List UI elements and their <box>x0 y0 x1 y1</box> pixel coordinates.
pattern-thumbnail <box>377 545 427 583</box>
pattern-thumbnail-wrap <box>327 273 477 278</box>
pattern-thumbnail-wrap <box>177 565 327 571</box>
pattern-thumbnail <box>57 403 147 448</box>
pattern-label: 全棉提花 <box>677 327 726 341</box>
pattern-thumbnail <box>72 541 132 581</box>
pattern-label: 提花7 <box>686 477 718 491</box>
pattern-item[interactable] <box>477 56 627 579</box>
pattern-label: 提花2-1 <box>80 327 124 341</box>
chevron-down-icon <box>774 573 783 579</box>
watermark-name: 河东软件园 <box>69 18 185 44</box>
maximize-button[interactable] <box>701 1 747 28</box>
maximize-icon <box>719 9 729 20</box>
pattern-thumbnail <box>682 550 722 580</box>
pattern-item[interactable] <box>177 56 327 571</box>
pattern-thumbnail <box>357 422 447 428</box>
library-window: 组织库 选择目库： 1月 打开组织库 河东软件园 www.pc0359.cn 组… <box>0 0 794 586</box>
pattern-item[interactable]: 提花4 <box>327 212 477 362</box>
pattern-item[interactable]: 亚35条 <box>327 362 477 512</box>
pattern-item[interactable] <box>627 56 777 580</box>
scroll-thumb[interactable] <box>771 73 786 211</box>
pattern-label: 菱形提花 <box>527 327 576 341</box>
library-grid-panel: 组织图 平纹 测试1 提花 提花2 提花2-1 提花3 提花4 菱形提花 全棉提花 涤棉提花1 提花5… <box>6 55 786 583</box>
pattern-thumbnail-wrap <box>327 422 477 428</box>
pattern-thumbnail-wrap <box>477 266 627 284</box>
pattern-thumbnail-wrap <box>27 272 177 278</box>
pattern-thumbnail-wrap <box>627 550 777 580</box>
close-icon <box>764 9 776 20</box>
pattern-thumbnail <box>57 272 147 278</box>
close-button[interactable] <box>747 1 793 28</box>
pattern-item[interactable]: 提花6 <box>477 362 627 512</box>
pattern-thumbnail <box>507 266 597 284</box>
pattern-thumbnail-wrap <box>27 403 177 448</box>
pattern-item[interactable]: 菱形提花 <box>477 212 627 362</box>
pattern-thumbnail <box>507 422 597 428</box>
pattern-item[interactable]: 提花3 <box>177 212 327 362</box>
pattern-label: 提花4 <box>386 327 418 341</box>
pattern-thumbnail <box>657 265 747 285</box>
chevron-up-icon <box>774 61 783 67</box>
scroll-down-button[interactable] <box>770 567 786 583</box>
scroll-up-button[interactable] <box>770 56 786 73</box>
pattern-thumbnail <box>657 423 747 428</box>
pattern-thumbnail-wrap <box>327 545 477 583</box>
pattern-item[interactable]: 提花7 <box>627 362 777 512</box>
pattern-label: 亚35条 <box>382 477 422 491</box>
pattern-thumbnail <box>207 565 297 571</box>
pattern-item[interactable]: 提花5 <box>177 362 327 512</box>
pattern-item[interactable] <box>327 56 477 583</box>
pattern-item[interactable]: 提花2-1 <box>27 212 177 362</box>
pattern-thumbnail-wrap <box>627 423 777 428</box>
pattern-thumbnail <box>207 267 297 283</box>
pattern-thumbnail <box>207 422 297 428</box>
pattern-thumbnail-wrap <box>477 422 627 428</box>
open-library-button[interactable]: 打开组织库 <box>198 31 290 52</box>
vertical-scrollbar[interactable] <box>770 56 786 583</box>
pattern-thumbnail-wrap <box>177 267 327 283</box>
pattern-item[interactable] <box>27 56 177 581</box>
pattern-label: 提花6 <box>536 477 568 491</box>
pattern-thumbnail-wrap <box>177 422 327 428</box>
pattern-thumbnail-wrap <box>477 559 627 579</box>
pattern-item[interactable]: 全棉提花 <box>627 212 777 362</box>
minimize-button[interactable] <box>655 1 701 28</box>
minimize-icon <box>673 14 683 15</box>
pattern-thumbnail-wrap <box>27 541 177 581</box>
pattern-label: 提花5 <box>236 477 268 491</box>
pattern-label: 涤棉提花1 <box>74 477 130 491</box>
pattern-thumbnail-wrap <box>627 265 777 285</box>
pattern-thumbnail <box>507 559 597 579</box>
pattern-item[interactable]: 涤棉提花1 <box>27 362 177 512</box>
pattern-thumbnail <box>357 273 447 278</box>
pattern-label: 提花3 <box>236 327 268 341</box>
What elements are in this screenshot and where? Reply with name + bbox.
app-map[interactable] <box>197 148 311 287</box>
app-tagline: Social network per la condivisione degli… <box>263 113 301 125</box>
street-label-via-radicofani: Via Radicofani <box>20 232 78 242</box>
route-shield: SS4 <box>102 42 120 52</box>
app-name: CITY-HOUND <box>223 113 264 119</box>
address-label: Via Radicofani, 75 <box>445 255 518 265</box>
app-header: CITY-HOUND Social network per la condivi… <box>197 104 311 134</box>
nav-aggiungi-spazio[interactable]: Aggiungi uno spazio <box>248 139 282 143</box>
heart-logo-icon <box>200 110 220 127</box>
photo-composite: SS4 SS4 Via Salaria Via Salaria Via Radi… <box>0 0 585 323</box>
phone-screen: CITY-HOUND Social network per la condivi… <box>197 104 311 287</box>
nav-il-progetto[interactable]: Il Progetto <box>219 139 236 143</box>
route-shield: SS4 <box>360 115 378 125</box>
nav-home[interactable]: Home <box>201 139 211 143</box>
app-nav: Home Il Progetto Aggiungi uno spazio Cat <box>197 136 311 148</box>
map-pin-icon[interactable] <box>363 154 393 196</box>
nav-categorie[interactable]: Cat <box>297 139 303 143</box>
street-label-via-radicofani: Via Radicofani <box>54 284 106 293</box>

PROBLEM TO WORK ON
Pull out the rows word for word, starting at the first row and ending at the row that contains "pattern-thumbnail <box>72 541 132 581</box>", with both of those rows included.

FINAL RESULT
List UI elements and their <box>x0 y0 x1 y1</box> pixel coordinates.
pattern-thumbnail <box>377 545 427 583</box>
pattern-thumbnail-wrap <box>327 273 477 278</box>
pattern-thumbnail-wrap <box>177 565 327 571</box>
pattern-thumbnail <box>57 403 147 448</box>
pattern-label: 全棉提花 <box>677 327 726 341</box>
pattern-thumbnail <box>72 541 132 581</box>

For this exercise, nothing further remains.